_MATERIAL SUPPLIED_
* * * * * * *
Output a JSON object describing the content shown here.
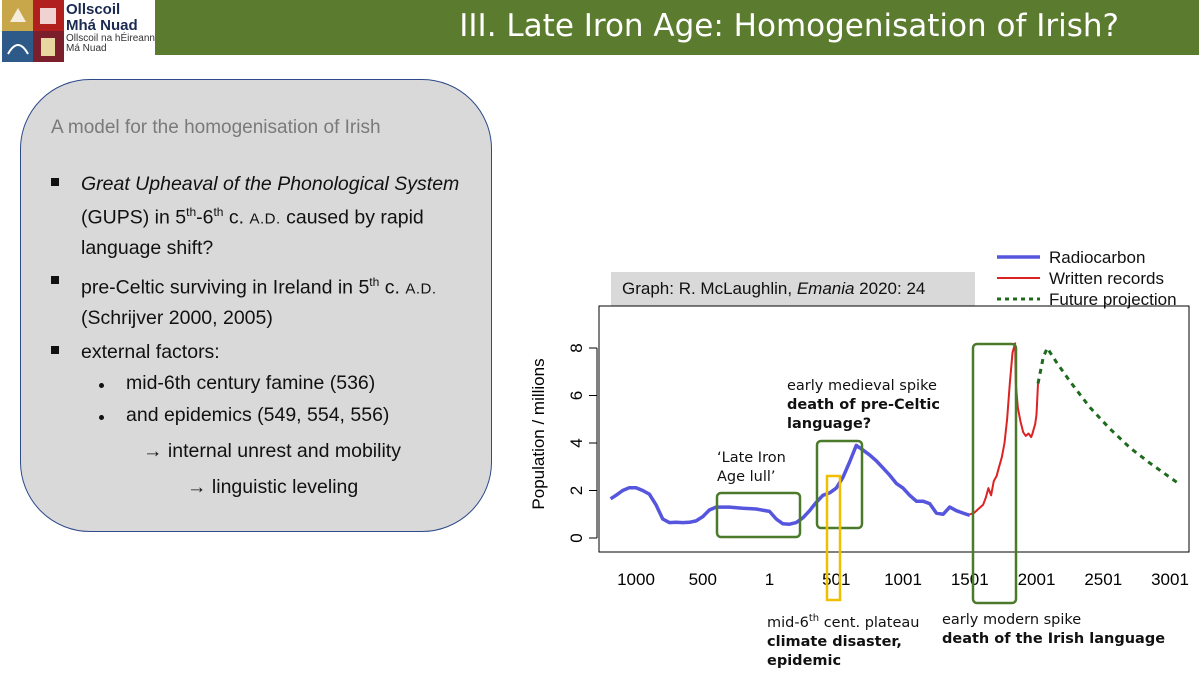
{
  "header": {
    "logo_line1": "Ollscoil",
    "logo_line2": "Mhá Nuad",
    "logo_line3": "Ollscoil na hÉireann",
    "logo_line4": "Má Nuad",
    "title": "III. Late Iron Age: Homogenisation of Irish?"
  },
  "box": {
    "heading": "A model for the homogenisation of Irish",
    "bullet1_italic": "Great Upheaval of the Phonological System",
    "bullet1_rest1": " (GUPS) in 5",
    "bullet1_sup1": "th",
    "bullet1_mid": "-6",
    "bullet1_sup2": "th",
    "bullet1_rest2": " c. ",
    "bullet1_sc": "A.D.",
    "bullet1_rest3": " caused by rapid language shift?",
    "bullet2_a": "pre-Celtic surviving in Ireland in 5",
    "bullet2_sup": "th",
    "bullet2_b": " c. ",
    "bullet2_sc": "A.D.",
    "bullet2_c": " (Schrijver 2000, 2005)",
    "bullet3": "external factors:",
    "sub1": "mid-6th century famine (536)",
    "sub2": "and epidemics (549, 554, 556)",
    "arrow1": "→ internal unrest and mobility",
    "arrow2": "→ linguistic leveling"
  },
  "credit": {
    "prefix": "Graph: R. McLaughlin, ",
    "journal": "Emania",
    "suffix": " 2020: 24"
  },
  "chart_data": {
    "type": "line",
    "ylabel": "Population / millions",
    "xticks": [
      "1000",
      "500",
      "1",
      "501",
      "1001",
      "1501",
      "2001",
      "2501",
      "3001"
    ],
    "yticks": [
      "0",
      "2",
      "4",
      "6",
      "8"
    ],
    "ylim": [
      0,
      8.3
    ],
    "series": [
      {
        "name": "Radiocarbon",
        "color": "#5555dd",
        "x": [
          -1190,
          -1150,
          -1100,
          -1050,
          -1000,
          -950,
          -900,
          -850,
          -800,
          -750,
          -700,
          -650,
          -600,
          -550,
          -500,
          -450,
          -400,
          -300,
          -200,
          -100,
          0,
          50,
          100,
          150,
          200,
          250,
          300,
          350,
          400,
          450,
          500,
          550,
          600,
          650,
          700,
          750,
          800,
          850,
          900,
          950,
          1000,
          1050,
          1100,
          1150,
          1200,
          1250,
          1300,
          1350,
          1400,
          1450,
          1500
        ],
        "values": [
          1.65,
          1.8,
          2.0,
          2.12,
          2.12,
          2.0,
          1.85,
          1.4,
          0.8,
          0.65,
          0.66,
          0.65,
          0.66,
          0.72,
          0.9,
          1.18,
          1.3,
          1.3,
          1.25,
          1.22,
          1.12,
          0.8,
          0.6,
          0.58,
          0.65,
          0.85,
          1.15,
          1.5,
          1.8,
          1.9,
          2.1,
          2.55,
          3.2,
          3.9,
          3.7,
          3.5,
          3.25,
          2.95,
          2.65,
          2.3,
          2.1,
          1.8,
          1.55,
          1.55,
          1.45,
          1.05,
          1.0,
          1.3,
          1.15,
          1.05,
          0.95
        ]
      },
      {
        "name": "Written records",
        "color": "#dd2222",
        "x": [
          1500,
          1530,
          1560,
          1600,
          1620,
          1640,
          1660,
          1680,
          1700,
          1720,
          1740,
          1760,
          1780,
          1800,
          1820,
          1840,
          1845,
          1860,
          1880,
          1900,
          1920,
          1940,
          1960,
          1970,
          1980,
          1990,
          2000,
          2011
        ],
        "values": [
          1.0,
          1.05,
          1.2,
          1.4,
          1.7,
          2.1,
          1.8,
          2.4,
          2.6,
          3.0,
          3.4,
          4.0,
          5.0,
          6.5,
          7.8,
          8.2,
          6.5,
          5.5,
          4.9,
          4.45,
          4.3,
          4.4,
          4.25,
          4.4,
          4.6,
          4.8,
          5.2,
          6.5
        ]
      },
      {
        "name": "Future projection",
        "color": "#1e6b1e",
        "x": [
          2011,
          2050,
          2080,
          2150,
          2250,
          2400,
          2550,
          2700,
          2850,
          3000,
          3050
        ],
        "values": [
          6.5,
          7.6,
          8.0,
          7.4,
          6.6,
          5.5,
          4.6,
          3.8,
          3.15,
          2.55,
          2.35
        ]
      }
    ],
    "legend": "top-right",
    "annotations": {
      "lull_line1": "‘Late Iron",
      "lull_line2": "Age lull’",
      "emspike_line1": "early medieval spike",
      "emspike_line2": "death of pre-Celtic",
      "emspike_line3": "language?",
      "plateau_line1a": "mid-6",
      "plateau_line1sup": "th",
      "plateau_line1b": " cent. plateau",
      "plateau_line2": "climate disaster,",
      "plateau_line3": "epidemic",
      "modspike_line1": "early modern spike",
      "modspike_line2": "death of the Irish language"
    }
  }
}
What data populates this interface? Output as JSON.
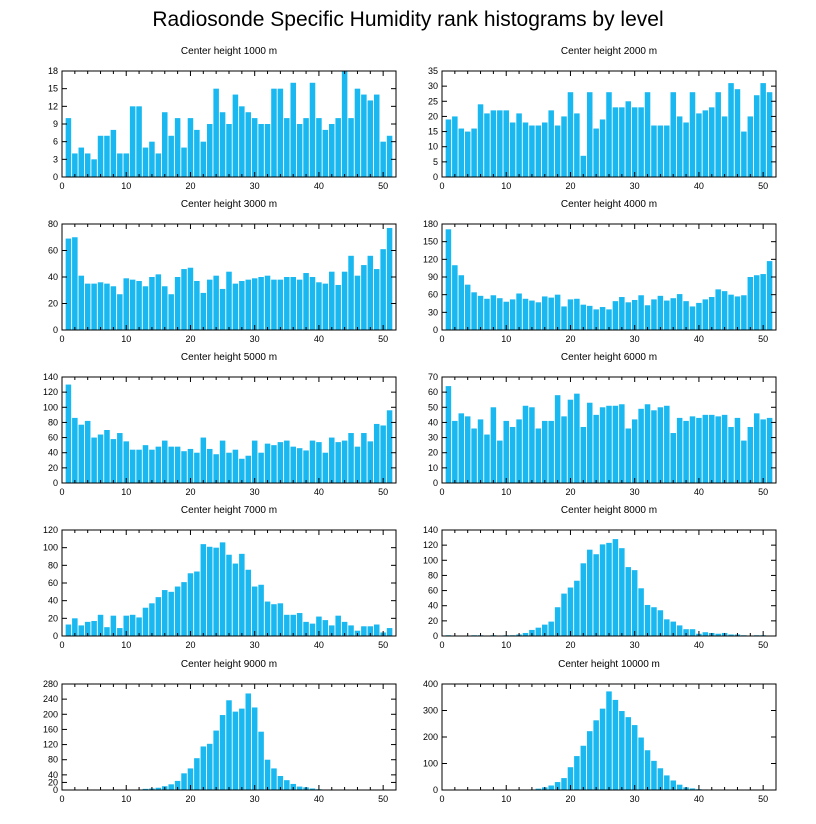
{
  "title": "Radiosonde Specific Humidity rank histograms by level",
  "colors": {
    "bar": "#1ab8f0",
    "axis": "#000000"
  },
  "chart_data": [
    {
      "type": "bar",
      "title": "Center height 1000 m",
      "xlabel": "",
      "ylabel": "",
      "xlim": [
        0,
        52
      ],
      "ylim": [
        0,
        18
      ],
      "xticks": [
        0,
        10,
        20,
        30,
        40,
        50
      ],
      "yticks": [
        0,
        3,
        6,
        9,
        12,
        15,
        18
      ],
      "categories": [
        1,
        2,
        3,
        4,
        5,
        6,
        7,
        8,
        9,
        10,
        11,
        12,
        13,
        14,
        15,
        16,
        17,
        18,
        19,
        20,
        21,
        22,
        23,
        24,
        25,
        26,
        27,
        28,
        29,
        30,
        31,
        32,
        33,
        34,
        35,
        36,
        37,
        38,
        39,
        40,
        41,
        42,
        43,
        44,
        45,
        46,
        47,
        48,
        49,
        50,
        51
      ],
      "values": [
        10,
        4,
        5,
        4,
        3,
        7,
        7,
        8,
        4,
        4,
        12,
        12,
        5,
        6,
        4,
        11,
        7,
        10,
        5,
        10,
        8,
        6,
        9,
        15,
        11,
        9,
        14,
        12,
        11,
        10,
        9,
        9,
        15,
        15,
        10,
        16,
        9,
        10,
        16,
        10,
        8,
        9,
        10,
        18,
        10,
        15,
        14,
        13,
        14,
        6,
        7
      ]
    },
    {
      "type": "bar",
      "title": "Center height 2000 m",
      "xlabel": "",
      "ylabel": "",
      "xlim": [
        0,
        52
      ],
      "ylim": [
        0,
        35
      ],
      "xticks": [
        0,
        10,
        20,
        30,
        40,
        50
      ],
      "yticks": [
        0,
        5,
        10,
        15,
        20,
        25,
        30,
        35
      ],
      "categories": [
        1,
        2,
        3,
        4,
        5,
        6,
        7,
        8,
        9,
        10,
        11,
        12,
        13,
        14,
        15,
        16,
        17,
        18,
        19,
        20,
        21,
        22,
        23,
        24,
        25,
        26,
        27,
        28,
        29,
        30,
        31,
        32,
        33,
        34,
        35,
        36,
        37,
        38,
        39,
        40,
        41,
        42,
        43,
        44,
        45,
        46,
        47,
        48,
        49,
        50,
        51
      ],
      "values": [
        19,
        20,
        16,
        15,
        16,
        24,
        21,
        22,
        22,
        22,
        18,
        21,
        18,
        17,
        17,
        18,
        22,
        17,
        20,
        28,
        21,
        7,
        28,
        16,
        19,
        28,
        23,
        23,
        25,
        23,
        23,
        28,
        17,
        17,
        17,
        28,
        20,
        18,
        28,
        21,
        22,
        23,
        28,
        20,
        31,
        29,
        15,
        20,
        27,
        31,
        28
      ]
    },
    {
      "type": "bar",
      "title": "Center height 3000 m",
      "xlabel": "",
      "ylabel": "",
      "xlim": [
        0,
        52
      ],
      "ylim": [
        0,
        80
      ],
      "xticks": [
        0,
        10,
        20,
        30,
        40,
        50
      ],
      "yticks": [
        0,
        20,
        40,
        60,
        80
      ],
      "categories": [
        1,
        2,
        3,
        4,
        5,
        6,
        7,
        8,
        9,
        10,
        11,
        12,
        13,
        14,
        15,
        16,
        17,
        18,
        19,
        20,
        21,
        22,
        23,
        24,
        25,
        26,
        27,
        28,
        29,
        30,
        31,
        32,
        33,
        34,
        35,
        36,
        37,
        38,
        39,
        40,
        41,
        42,
        43,
        44,
        45,
        46,
        47,
        48,
        49,
        50,
        51
      ],
      "values": [
        69,
        70,
        41,
        35,
        35,
        36,
        35,
        33,
        27,
        39,
        38,
        37,
        33,
        40,
        42,
        33,
        27,
        40,
        46,
        47,
        37,
        28,
        38,
        41,
        31,
        44,
        35,
        37,
        38,
        39,
        40,
        41,
        38,
        38,
        40,
        40,
        38,
        43,
        40,
        36,
        35,
        44,
        34,
        44,
        56,
        41,
        49,
        56,
        46,
        61,
        77
      ]
    },
    {
      "type": "bar",
      "title": "Center height 4000 m",
      "xlabel": "",
      "ylabel": "",
      "xlim": [
        0,
        52
      ],
      "ylim": [
        0,
        180
      ],
      "xticks": [
        0,
        10,
        20,
        30,
        40,
        50
      ],
      "yticks": [
        0,
        30,
        60,
        90,
        120,
        150,
        180
      ],
      "categories": [
        1,
        2,
        3,
        4,
        5,
        6,
        7,
        8,
        9,
        10,
        11,
        12,
        13,
        14,
        15,
        16,
        17,
        18,
        19,
        20,
        21,
        22,
        23,
        24,
        25,
        26,
        27,
        28,
        29,
        30,
        31,
        32,
        33,
        34,
        35,
        36,
        37,
        38,
        39,
        40,
        41,
        42,
        43,
        44,
        45,
        46,
        47,
        48,
        49,
        50,
        51
      ],
      "values": [
        171,
        110,
        93,
        77,
        64,
        58,
        53,
        59,
        54,
        48,
        52,
        62,
        53,
        50,
        47,
        57,
        55,
        60,
        40,
        52,
        53,
        43,
        41,
        35,
        39,
        35,
        49,
        56,
        47,
        51,
        59,
        42,
        52,
        58,
        50,
        54,
        61,
        49,
        40,
        46,
        52,
        56,
        69,
        66,
        60,
        57,
        59,
        90,
        93,
        95,
        117
      ]
    },
    {
      "type": "bar",
      "title": "Center height 5000 m",
      "xlabel": "",
      "ylabel": "",
      "xlim": [
        0,
        52
      ],
      "ylim": [
        0,
        140
      ],
      "xticks": [
        0,
        10,
        20,
        30,
        40,
        50
      ],
      "yticks": [
        0,
        20,
        40,
        60,
        80,
        100,
        120,
        140
      ],
      "categories": [
        1,
        2,
        3,
        4,
        5,
        6,
        7,
        8,
        9,
        10,
        11,
        12,
        13,
        14,
        15,
        16,
        17,
        18,
        19,
        20,
        21,
        22,
        23,
        24,
        25,
        26,
        27,
        28,
        29,
        30,
        31,
        32,
        33,
        34,
        35,
        36,
        37,
        38,
        39,
        40,
        41,
        42,
        43,
        44,
        45,
        46,
        47,
        48,
        49,
        50,
        51
      ],
      "values": [
        130,
        86,
        77,
        82,
        60,
        64,
        70,
        58,
        66,
        55,
        44,
        44,
        50,
        44,
        48,
        56,
        48,
        48,
        42,
        45,
        40,
        60,
        45,
        38,
        56,
        40,
        44,
        32,
        36,
        56,
        40,
        52,
        50,
        54,
        56,
        48,
        46,
        43,
        56,
        54,
        40,
        60,
        54,
        56,
        66,
        48,
        66,
        55,
        78,
        76,
        96
      ]
    },
    {
      "type": "bar",
      "title": "Center height 6000 m",
      "xlabel": "",
      "ylabel": "",
      "xlim": [
        0,
        52
      ],
      "ylim": [
        0,
        70
      ],
      "xticks": [
        0,
        10,
        20,
        30,
        40,
        50
      ],
      "yticks": [
        0,
        10,
        20,
        30,
        40,
        50,
        60,
        70
      ],
      "categories": [
        1,
        2,
        3,
        4,
        5,
        6,
        7,
        8,
        9,
        10,
        11,
        12,
        13,
        14,
        15,
        16,
        17,
        18,
        19,
        20,
        21,
        22,
        23,
        24,
        25,
        26,
        27,
        28,
        29,
        30,
        31,
        32,
        33,
        34,
        35,
        36,
        37,
        38,
        39,
        40,
        41,
        42,
        43,
        44,
        45,
        46,
        47,
        48,
        49,
        50,
        51
      ],
      "values": [
        64,
        41,
        46,
        44,
        36,
        42,
        32,
        50,
        28,
        41,
        37,
        42,
        51,
        50,
        36,
        41,
        41,
        58,
        44,
        55,
        59,
        37,
        53,
        45,
        50,
        51,
        51,
        52,
        36,
        42,
        49,
        52,
        48,
        50,
        51,
        33,
        43,
        41,
        44,
        43,
        45,
        45,
        44,
        45,
        37,
        43,
        28,
        37,
        46,
        42,
        43
      ]
    },
    {
      "type": "bar",
      "title": "Center height 7000 m",
      "xlabel": "",
      "ylabel": "",
      "xlim": [
        0,
        52
      ],
      "ylim": [
        0,
        120
      ],
      "xticks": [
        0,
        10,
        20,
        30,
        40,
        50
      ],
      "yticks": [
        0,
        20,
        40,
        60,
        80,
        100,
        120
      ],
      "categories": [
        1,
        2,
        3,
        4,
        5,
        6,
        7,
        8,
        9,
        10,
        11,
        12,
        13,
        14,
        15,
        16,
        17,
        18,
        19,
        20,
        21,
        22,
        23,
        24,
        25,
        26,
        27,
        28,
        29,
        30,
        31,
        32,
        33,
        34,
        35,
        36,
        37,
        38,
        39,
        40,
        41,
        42,
        43,
        44,
        45,
        46,
        47,
        48,
        49,
        50,
        51
      ],
      "values": [
        13,
        20,
        12,
        16,
        17,
        24,
        10,
        23,
        9,
        23,
        24,
        21,
        32,
        37,
        44,
        52,
        50,
        56,
        61,
        71,
        73,
        104,
        101,
        100,
        106,
        92,
        82,
        93,
        75,
        56,
        58,
        39,
        36,
        37,
        24,
        24,
        26,
        16,
        14,
        22,
        18,
        12,
        23,
        16,
        12,
        6,
        11,
        11,
        13,
        4,
        9
      ]
    },
    {
      "type": "bar",
      "title": "Center height 8000 m",
      "xlabel": "",
      "ylabel": "",
      "xlim": [
        0,
        52
      ],
      "ylim": [
        0,
        140
      ],
      "xticks": [
        0,
        10,
        20,
        30,
        40,
        50
      ],
      "yticks": [
        0,
        20,
        40,
        60,
        80,
        100,
        120,
        140
      ],
      "categories": [
        1,
        2,
        3,
        4,
        5,
        6,
        7,
        8,
        9,
        10,
        11,
        12,
        13,
        14,
        15,
        16,
        17,
        18,
        19,
        20,
        21,
        22,
        23,
        24,
        25,
        26,
        27,
        28,
        29,
        30,
        31,
        32,
        33,
        34,
        35,
        36,
        37,
        38,
        39,
        40,
        41,
        42,
        43,
        44,
        45,
        46,
        47,
        48,
        49,
        50,
        51
      ],
      "values": [
        1,
        0,
        0,
        0,
        1,
        1,
        0,
        1,
        0,
        1,
        1,
        2,
        4,
        8,
        11,
        15,
        19,
        38,
        56,
        64,
        73,
        96,
        114,
        108,
        121,
        123,
        128,
        116,
        91,
        87,
        63,
        41,
        38,
        34,
        22,
        19,
        14,
        9,
        9,
        3,
        5,
        4,
        3,
        4,
        2,
        2,
        1,
        0,
        1,
        1,
        0
      ]
    },
    {
      "type": "bar",
      "title": "Center height 9000 m",
      "xlabel": "",
      "ylabel": "",
      "xlim": [
        0,
        52
      ],
      "ylim": [
        0,
        280
      ],
      "xticks": [
        0,
        10,
        20,
        30,
        40,
        50
      ],
      "yticks": [
        0,
        20,
        40,
        80,
        120,
        160,
        200,
        240,
        280
      ],
      "categories": [
        1,
        2,
        3,
        4,
        5,
        6,
        7,
        8,
        9,
        10,
        11,
        12,
        13,
        14,
        15,
        16,
        17,
        18,
        19,
        20,
        21,
        22,
        23,
        24,
        25,
        26,
        27,
        28,
        29,
        30,
        31,
        32,
        33,
        34,
        35,
        36,
        37,
        38,
        39,
        40,
        41,
        42,
        43,
        44,
        45,
        46,
        47,
        48,
        49,
        50,
        51
      ],
      "values": [
        0,
        0,
        0,
        0,
        0,
        0,
        0,
        0,
        0,
        0,
        0,
        1,
        3,
        4,
        6,
        10,
        15,
        24,
        44,
        57,
        84,
        115,
        122,
        157,
        198,
        237,
        207,
        215,
        255,
        218,
        154,
        80,
        57,
        37,
        26,
        16,
        9,
        7,
        4,
        2,
        1,
        1,
        1,
        0,
        0,
        0,
        0,
        0,
        0,
        0,
        0
      ]
    },
    {
      "type": "bar",
      "title": "Center height 10000 m",
      "xlabel": "",
      "ylabel": "",
      "xlim": [
        0,
        52
      ],
      "ylim": [
        0,
        400
      ],
      "xticks": [
        0,
        10,
        20,
        30,
        40,
        50
      ],
      "yticks": [
        0,
        100,
        200,
        300,
        400
      ],
      "categories": [
        1,
        2,
        3,
        4,
        5,
        6,
        7,
        8,
        9,
        10,
        11,
        12,
        13,
        14,
        15,
        16,
        17,
        18,
        19,
        20,
        21,
        22,
        23,
        24,
        25,
        26,
        27,
        28,
        29,
        30,
        31,
        32,
        33,
        34,
        35,
        36,
        37,
        38,
        39,
        40,
        41,
        42,
        43,
        44,
        45,
        46,
        47,
        48,
        49,
        50,
        51
      ],
      "values": [
        0,
        0,
        0,
        0,
        0,
        0,
        0,
        0,
        0,
        0,
        0,
        0,
        1,
        2,
        5,
        10,
        17,
        30,
        45,
        86,
        128,
        167,
        222,
        263,
        307,
        372,
        340,
        298,
        275,
        245,
        198,
        150,
        110,
        82,
        55,
        36,
        20,
        10,
        6,
        3,
        2,
        1,
        1,
        0,
        0,
        0,
        0,
        0,
        0,
        0,
        0
      ]
    }
  ]
}
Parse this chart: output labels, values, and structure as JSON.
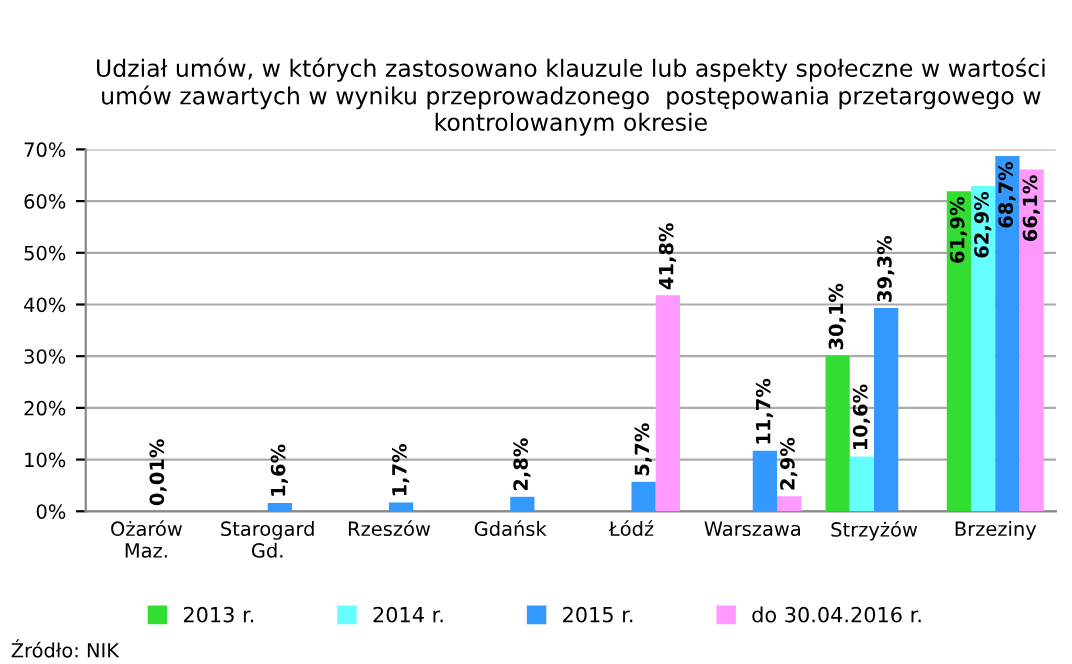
* * * * * * *
_AIM_
Every line that holds the word "language" should be extracted.

_CORRECT OUTPUT_
    "bullet1_rest3": " caused by rapid language shift?",
      "emspike_line3": "language?",
      "modspike_line2": "death of the Irish language"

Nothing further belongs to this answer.